begin Given data

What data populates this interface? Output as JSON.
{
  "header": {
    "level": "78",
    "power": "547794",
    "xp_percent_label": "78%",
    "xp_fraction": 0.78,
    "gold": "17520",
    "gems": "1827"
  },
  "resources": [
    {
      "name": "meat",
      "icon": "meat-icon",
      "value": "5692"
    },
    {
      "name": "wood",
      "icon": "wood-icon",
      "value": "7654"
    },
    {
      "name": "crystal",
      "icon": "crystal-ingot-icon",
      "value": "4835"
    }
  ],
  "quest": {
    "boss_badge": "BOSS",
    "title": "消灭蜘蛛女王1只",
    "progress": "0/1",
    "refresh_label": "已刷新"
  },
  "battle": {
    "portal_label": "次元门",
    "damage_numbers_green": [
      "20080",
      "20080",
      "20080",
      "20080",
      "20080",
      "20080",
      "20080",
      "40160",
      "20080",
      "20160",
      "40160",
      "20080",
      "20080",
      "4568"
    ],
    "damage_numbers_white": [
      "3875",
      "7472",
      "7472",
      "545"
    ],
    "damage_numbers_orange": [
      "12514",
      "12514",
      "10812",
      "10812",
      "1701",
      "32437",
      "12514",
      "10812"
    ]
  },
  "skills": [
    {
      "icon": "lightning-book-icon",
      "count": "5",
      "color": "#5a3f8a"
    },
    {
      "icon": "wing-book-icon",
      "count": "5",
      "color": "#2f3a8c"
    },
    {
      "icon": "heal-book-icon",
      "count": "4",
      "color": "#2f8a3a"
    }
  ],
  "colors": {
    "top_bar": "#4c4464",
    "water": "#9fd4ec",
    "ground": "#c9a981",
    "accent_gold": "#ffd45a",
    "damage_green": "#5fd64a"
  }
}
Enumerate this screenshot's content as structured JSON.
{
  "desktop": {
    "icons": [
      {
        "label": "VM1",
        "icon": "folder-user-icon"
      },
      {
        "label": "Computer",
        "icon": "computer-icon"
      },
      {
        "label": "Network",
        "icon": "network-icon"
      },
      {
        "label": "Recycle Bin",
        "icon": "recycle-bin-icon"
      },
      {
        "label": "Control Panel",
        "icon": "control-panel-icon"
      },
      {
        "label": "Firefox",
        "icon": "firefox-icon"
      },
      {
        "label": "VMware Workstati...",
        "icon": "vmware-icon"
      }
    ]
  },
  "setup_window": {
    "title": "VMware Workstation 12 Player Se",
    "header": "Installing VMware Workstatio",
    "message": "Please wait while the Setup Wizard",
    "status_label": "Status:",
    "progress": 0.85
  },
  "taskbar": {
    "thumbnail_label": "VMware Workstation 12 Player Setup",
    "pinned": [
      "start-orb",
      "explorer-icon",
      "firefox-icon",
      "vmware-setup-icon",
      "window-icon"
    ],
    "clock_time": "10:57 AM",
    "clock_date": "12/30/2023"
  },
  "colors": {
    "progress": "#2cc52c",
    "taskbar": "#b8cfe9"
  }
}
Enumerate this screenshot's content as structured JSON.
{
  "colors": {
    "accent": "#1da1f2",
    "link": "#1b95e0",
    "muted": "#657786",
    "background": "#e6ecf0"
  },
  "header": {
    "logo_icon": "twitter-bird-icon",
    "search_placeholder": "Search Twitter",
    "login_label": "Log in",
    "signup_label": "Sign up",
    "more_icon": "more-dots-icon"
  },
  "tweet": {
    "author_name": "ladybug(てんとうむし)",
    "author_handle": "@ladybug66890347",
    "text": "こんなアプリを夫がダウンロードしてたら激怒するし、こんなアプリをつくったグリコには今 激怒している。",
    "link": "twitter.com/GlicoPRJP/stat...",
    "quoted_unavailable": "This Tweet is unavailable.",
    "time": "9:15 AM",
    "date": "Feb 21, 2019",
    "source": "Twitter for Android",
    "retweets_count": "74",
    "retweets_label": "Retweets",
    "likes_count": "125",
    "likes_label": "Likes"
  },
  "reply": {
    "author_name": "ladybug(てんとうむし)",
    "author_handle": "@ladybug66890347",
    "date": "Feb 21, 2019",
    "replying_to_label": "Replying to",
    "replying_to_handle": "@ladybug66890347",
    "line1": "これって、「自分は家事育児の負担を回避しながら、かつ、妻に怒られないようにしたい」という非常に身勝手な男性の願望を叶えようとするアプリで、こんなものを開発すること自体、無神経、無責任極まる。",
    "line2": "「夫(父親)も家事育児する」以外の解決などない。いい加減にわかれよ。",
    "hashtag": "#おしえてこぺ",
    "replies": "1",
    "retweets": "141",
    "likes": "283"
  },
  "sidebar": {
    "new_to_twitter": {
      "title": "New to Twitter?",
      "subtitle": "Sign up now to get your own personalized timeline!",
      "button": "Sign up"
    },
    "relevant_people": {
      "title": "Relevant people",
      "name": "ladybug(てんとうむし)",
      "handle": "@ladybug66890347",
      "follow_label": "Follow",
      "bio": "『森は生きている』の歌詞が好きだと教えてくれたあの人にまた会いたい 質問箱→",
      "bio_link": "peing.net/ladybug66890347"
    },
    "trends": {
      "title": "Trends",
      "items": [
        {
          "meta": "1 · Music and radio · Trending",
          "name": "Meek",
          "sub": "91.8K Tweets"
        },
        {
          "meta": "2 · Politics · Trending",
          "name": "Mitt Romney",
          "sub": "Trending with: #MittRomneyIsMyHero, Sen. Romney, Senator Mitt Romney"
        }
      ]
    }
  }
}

end Given data

* [Stated problem] All of the entries above should be written out again exactly.

* [Correct output]
What data populates this interface? Output as JSON.
{
  "header": {
    "level": "78",
    "power": "547794",
    "xp_percent_label": "78%",
    "xp_fraction": 0.78,
    "gold": "17520",
    "gems": "1827"
  },
  "resources": [
    {
      "name": "meat",
      "icon": "meat-icon",
      "value": "5692"
    },
    {
      "name": "wood",
      "icon": "wood-icon",
      "value": "7654"
    },
    {
      "name": "crystal",
      "icon": "crystal-ingot-icon",
      "value": "4835"
    }
  ],
  "quest": {
    "boss_badge": "BOSS",
    "title": "消灭蜘蛛女王1只",
    "progress": "0/1",
    "refresh_label": "已刷新"
  },
  "battle": {
    "portal_label": "次元门",
    "damage_numbers_green": [
      "20080",
      "20080",
      "20080",
      "20080",
      "20080",
      "20080",
      "20080",
      "40160",
      "20080",
      "20160",
      "40160",
      "20080",
      "20080",
      "4568"
    ],
    "damage_numbers_white": [
      "3875",
      "7472",
      "7472",
      "545"
    ],
    "damage_numbers_orange": [
      "12514",
      "12514",
      "10812",
      "10812",
      "1701",
      "32437",
      "12514",
      "10812"
    ]
  },
  "skills": [
    {
      "icon": "lightning-book-icon",
      "count": "5",
      "color": "#5a3f8a"
    },
    {
      "icon": "wing-book-icon",
      "count": "5",
      "color": "#2f3a8c"
    },
    {
      "icon": "heal-book-icon",
      "count": "4",
      "color": "#2f8a3a"
    }
  ],
  "colors": {
    "top_bar": "#4c4464",
    "water": "#9fd4ec",
    "ground": "#c9a981",
    "accent_gold": "#ffd45a",
    "damage_green": "#5fd64a"
  }
}
Enumerate this screenshot's content as structured JSON.
{
  "desktop": {
    "icons": [
      {
        "label": "VM1",
        "icon": "folder-user-icon"
      },
      {
        "label": "Computer",
        "icon": "computer-icon"
      },
      {
        "label": "Network",
        "icon": "network-icon"
      },
      {
        "label": "Recycle Bin",
        "icon": "recycle-bin-icon"
      },
      {
        "label": "Control Panel",
        "icon": "control-panel-icon"
      },
      {
        "label": "Firefox",
        "icon": "firefox-icon"
      },
      {
        "label": "VMware Workstati...",
        "icon": "vmware-icon"
      }
    ]
  },
  "setup_window": {
    "title": "VMware Workstation 12 Player Se",
    "header": "Installing VMware Workstatio",
    "message": "Please wait while the Setup Wizard",
    "status_label": "Status:",
    "progress": 0.85
  },
  "taskbar": {
    "thumbnail_label": "VMware Workstation 12 Player Setup",
    "pinned": [
      "start-orb",
      "explorer-icon",
      "firefox-icon",
      "vmware-setup-icon",
      "window-icon"
    ],
    "clock_time": "10:57 AM",
    "clock_date": "12/30/2023"
  },
  "colors": {
    "progress": "#2cc52c",
    "taskbar": "#b8cfe9"
  }
}
Enumerate this screenshot's content as structured JSON.
{
  "colors": {
    "accent": "#1da1f2",
    "link": "#1b95e0",
    "muted": "#657786",
    "background": "#e6ecf0"
  },
  "header": {
    "logo_icon": "twitter-bird-icon",
    "search_placeholder": "Search Twitter",
    "login_label": "Log in",
    "signup_label": "Sign up",
    "more_icon": "more-dots-icon"
  },
  "tweet": {
    "author_name": "ladybug(てんとうむし)",
    "author_handle": "@ladybug66890347",
    "text": "こんなアプリを夫がダウンロードしてたら激怒するし、こんなアプリをつくったグリコには今 激怒している。",
    "link": "twitter.com/GlicoPRJP/stat...",
    "quoted_unavailable": "This Tweet is unavailable.",
    "time": "9:15 AM",
    "date": "Feb 21, 2019",
    "source": "Twitter for Android",
    "retweets_count": "74",
    "retweets_label": "Retweets",
    "likes_count": "125",
    "likes_label": "Likes"
  },
  "reply": {
    "author_name": "ladybug(てんとうむし)",
    "author_handle": "@ladybug66890347",
    "date": "Feb 21, 2019",
    "replying_to_label": "Replying to",
    "replying_to_handle": "@ladybug66890347",
    "line1": "これって、「自分は家事育児の負担を回避しながら、かつ、妻に怒られないようにしたい」という非常に身勝手な男性の願望を叶えようとするアプリで、こんなものを開発すること自体、無神経、無責任極まる。",
    "line2": "「夫(父親)も家事育児する」以外の解決などない。いい加減にわかれよ。",
    "hashtag": "#おしえてこぺ",
    "replies": "1",
    "retweets": "141",
    "likes": "283"
  },
  "sidebar": {
    "new_to_twitter": {
      "title": "New to Twitter?",
      "subtitle": "Sign up now to get your own personalized timeline!",
      "button": "Sign up"
    },
    "relevant_people": {
      "title": "Relevant people",
      "name": "ladybug(てんとうむし)",
      "handle": "@ladybug66890347",
      "follow_label": "Follow",
      "bio": "『森は生きている』の歌詞が好きだと教えてくれたあの人にまた会いたい 質問箱→",
      "bio_link": "peing.net/ladybug66890347"
    },
    "trends": {
      "title": "Trends",
      "items": [
        {
          "meta": "1 · Music and radio · Trending",
          "name": "Meek",
          "sub": "91.8K Tweets"
        },
        {
          "meta": "2 · Politics · Trending",
          "name": "Mitt Romney",
          "sub": "Trending with: #MittRomneyIsMyHero, Sen. Romney, Senator Mitt Romney"
        }
      ]
    }
  }
}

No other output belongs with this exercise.